**Exercise directions:** Copy out each line exactly as it appears.

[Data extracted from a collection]
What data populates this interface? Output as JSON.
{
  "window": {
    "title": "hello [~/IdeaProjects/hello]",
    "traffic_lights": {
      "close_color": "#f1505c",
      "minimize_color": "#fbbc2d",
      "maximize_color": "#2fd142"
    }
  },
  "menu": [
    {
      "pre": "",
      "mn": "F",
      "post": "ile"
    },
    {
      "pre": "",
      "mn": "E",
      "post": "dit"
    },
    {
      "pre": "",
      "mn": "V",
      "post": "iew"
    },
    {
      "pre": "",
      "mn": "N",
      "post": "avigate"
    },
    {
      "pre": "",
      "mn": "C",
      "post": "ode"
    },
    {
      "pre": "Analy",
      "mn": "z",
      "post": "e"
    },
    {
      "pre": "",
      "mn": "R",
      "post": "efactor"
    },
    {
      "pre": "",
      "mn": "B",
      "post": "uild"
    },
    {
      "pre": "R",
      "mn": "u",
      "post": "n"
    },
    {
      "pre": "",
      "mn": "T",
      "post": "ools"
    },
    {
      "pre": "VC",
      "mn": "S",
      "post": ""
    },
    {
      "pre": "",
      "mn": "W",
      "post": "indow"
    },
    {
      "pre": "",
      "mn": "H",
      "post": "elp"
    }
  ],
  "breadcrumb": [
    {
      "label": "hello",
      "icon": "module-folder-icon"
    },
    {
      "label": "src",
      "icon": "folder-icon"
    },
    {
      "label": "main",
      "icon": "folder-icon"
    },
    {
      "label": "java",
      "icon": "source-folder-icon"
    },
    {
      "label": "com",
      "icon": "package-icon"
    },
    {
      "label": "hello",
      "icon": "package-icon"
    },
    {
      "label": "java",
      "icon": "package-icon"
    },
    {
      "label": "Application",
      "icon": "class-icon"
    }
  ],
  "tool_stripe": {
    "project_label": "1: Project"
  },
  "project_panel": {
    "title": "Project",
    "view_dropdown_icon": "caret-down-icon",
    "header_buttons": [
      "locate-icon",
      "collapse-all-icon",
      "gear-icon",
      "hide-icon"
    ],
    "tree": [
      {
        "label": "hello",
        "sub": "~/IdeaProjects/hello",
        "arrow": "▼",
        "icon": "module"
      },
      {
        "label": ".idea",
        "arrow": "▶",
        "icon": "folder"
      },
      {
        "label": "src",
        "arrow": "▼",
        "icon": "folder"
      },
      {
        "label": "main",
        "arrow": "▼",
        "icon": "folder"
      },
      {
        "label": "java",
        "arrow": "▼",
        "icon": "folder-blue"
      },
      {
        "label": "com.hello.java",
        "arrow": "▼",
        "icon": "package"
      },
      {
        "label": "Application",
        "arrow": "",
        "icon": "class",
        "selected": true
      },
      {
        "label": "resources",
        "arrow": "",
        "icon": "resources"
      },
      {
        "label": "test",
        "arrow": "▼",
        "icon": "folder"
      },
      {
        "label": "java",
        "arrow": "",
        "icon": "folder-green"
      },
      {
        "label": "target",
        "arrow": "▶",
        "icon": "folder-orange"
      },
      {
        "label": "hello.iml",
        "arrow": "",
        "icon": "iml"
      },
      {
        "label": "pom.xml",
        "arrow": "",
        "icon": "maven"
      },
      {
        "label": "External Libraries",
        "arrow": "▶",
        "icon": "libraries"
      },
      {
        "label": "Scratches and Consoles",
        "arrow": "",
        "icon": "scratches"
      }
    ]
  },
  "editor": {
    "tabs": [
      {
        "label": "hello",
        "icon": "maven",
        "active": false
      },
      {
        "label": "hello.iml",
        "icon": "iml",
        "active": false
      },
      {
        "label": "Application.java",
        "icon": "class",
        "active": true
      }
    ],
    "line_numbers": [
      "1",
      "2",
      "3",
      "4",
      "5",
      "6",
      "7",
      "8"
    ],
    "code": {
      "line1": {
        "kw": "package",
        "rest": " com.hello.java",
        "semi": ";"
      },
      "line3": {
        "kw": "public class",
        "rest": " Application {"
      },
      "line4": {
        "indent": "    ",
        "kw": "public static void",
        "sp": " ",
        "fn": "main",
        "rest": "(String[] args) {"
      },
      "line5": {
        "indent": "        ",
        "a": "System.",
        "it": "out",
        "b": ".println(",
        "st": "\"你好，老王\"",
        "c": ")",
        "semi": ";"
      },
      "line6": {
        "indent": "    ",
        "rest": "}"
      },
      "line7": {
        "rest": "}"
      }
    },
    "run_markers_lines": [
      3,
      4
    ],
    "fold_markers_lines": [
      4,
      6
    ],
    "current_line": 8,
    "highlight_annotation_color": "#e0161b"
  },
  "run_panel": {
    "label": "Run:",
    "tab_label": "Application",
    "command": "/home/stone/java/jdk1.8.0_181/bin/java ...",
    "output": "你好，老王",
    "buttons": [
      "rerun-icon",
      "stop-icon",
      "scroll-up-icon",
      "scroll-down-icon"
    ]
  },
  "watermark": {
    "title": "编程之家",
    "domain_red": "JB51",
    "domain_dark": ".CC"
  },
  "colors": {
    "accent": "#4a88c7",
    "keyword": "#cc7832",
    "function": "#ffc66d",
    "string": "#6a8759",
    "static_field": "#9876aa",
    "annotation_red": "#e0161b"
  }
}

**The solution:**
What data populates this interface? Output as JSON.
{
  "window": {
    "title": "hello [~/IdeaProjects/hello]",
    "traffic_lights": {
      "close_color": "#f1505c",
      "minimize_color": "#fbbc2d",
      "maximize_color": "#2fd142"
    }
  },
  "menu": [
    {
      "pre": "",
      "mn": "F",
      "post": "ile"
    },
    {
      "pre": "",
      "mn": "E",
      "post": "dit"
    },
    {
      "pre": "",
      "mn": "V",
      "post": "iew"
    },
    {
      "pre": "",
      "mn": "N",
      "post": "avigate"
    },
    {
      "pre": "",
      "mn": "C",
      "post": "ode"
    },
    {
      "pre": "Analy",
      "mn": "z",
      "post": "e"
    },
    {
      "pre": "",
      "mn": "R",
      "post": "efactor"
    },
    {
      "pre": "",
      "mn": "B",
      "post": "uild"
    },
    {
      "pre": "R",
      "mn": "u",
      "post": "n"
    },
    {
      "pre": "",
      "mn": "T",
      "post": "ools"
    },
    {
      "pre": "VC",
      "mn": "S",
      "post": ""
    },
    {
      "pre": "",
      "mn": "W",
      "post": "indow"
    },
    {
      "pre": "",
      "mn": "H",
      "post": "elp"
    }
  ],
  "breadcrumb": [
    {
      "label": "hello",
      "icon": "module-folder-icon"
    },
    {
      "label": "src",
      "icon": "folder-icon"
    },
    {
      "label": "main",
      "icon": "folder-icon"
    },
    {
      "label": "java",
      "icon": "source-folder-icon"
    },
    {
      "label": "com",
      "icon": "package-icon"
    },
    {
      "label": "hello",
      "icon": "package-icon"
    },
    {
      "label": "java",
      "icon": "package-icon"
    },
    {
      "label": "Application",
      "icon": "class-icon"
    }
  ],
  "tool_stripe": {
    "project_label": "1: Project"
  },
  "project_panel": {
    "title": "Project",
    "view_dropdown_icon": "caret-down-icon",
    "header_buttons": [
      "locate-icon",
      "collapse-all-icon",
      "gear-icon",
      "hide-icon"
    ],
    "tree": [
      {
        "label": "hello",
        "sub": "~/IdeaProjects/hello",
        "arrow": "▼",
        "icon": "module"
      },
      {
        "label": ".idea",
        "arrow": "▶",
        "icon": "folder"
      },
      {
        "label": "src",
        "arrow": "▼",
        "icon": "folder"
      },
      {
        "label": "main",
        "arrow": "▼",
        "icon": "folder"
      },
      {
        "label": "java",
        "arrow": "▼",
        "icon": "folder-blue"
      },
      {
        "label": "com.hello.java",
        "arrow": "▼",
        "icon": "package"
      },
      {
        "label": "Application",
        "arrow": "",
        "icon": "class",
        "selected": true
      },
      {
        "label": "resources",
        "arrow": "",
        "icon": "resources"
      },
      {
        "label": "test",
        "arrow": "▼",
        "icon": "folder"
      },
      {
        "label": "java",
        "arrow": "",
        "icon": "folder-green"
      },
      {
        "label": "target",
        "arrow": "▶",
        "icon": "folder-orange"
      },
      {
        "label": "hello.iml",
        "arrow": "",
        "icon": "iml"
      },
      {
        "label": "pom.xml",
        "arrow": "",
        "icon": "maven"
      },
      {
        "label": "External Libraries",
        "arrow": "▶",
        "icon": "libraries"
      },
      {
        "label": "Scratches and Consoles",
        "arrow": "",
        "icon": "scratches"
      }
    ]
  },
  "editor": {
    "tabs": [
      {
        "label": "hello",
        "icon": "maven",
        "active": false
      },
      {
        "label": "hello.iml",
        "icon": "iml",
        "active": false
      },
      {
        "label": "Application.java",
        "icon": "class",
        "active": true
      }
    ],
    "line_numbers": [
      "1",
      "2",
      "3",
      "4",
      "5",
      "6",
      "7",
      "8"
    ],
    "code": {
      "line1": {
        "kw": "package",
        "rest": " com.hello.java",
        "semi": ";"
      },
      "line3": {
        "kw": "public class",
        "rest": " Application {"
      },
      "line4": {
        "indent": "    ",
        "kw": "public static void",
        "sp": " ",
        "fn": "main",
        "rest": "(String[] args) {"
      },
      "line5": {
        "indent": "        ",
        "a": "System.",
        "it": "out",
        "b": ".println(",
        "st": "\"你好，老王\"",
        "c": ")",
        "semi": ";"
      },
      "line6": {
        "indent": "    ",
        "rest": "}"
      },
      "line7": {
        "rest": "}"
      }
    },
    "run_markers_lines": [
      3,
      4
    ],
    "fold_markers_lines": [
      4,
      6
    ],
    "current_line": 8,
    "highlight_annotation_color": "#e0161b"
  },
  "run_panel": {
    "label": "Run:",
    "tab_label": "Application",
    "command": "/home/stone/java/jdk1.8.0_181/bin/java ...",
    "output": "你好，老王",
    "buttons": [
      "rerun-icon",
      "stop-icon",
      "scroll-up-icon",
      "scroll-down-icon"
    ]
  },
  "watermark": {
    "title": "编程之家",
    "domain_red": "JB51",
    "domain_dark": ".CC"
  },
  "colors": {
    "accent": "#4a88c7",
    "keyword": "#cc7832",
    "function": "#ffc66d",
    "string": "#6a8759",
    "static_field": "#9876aa",
    "annotation_red": "#e0161b"
  }
}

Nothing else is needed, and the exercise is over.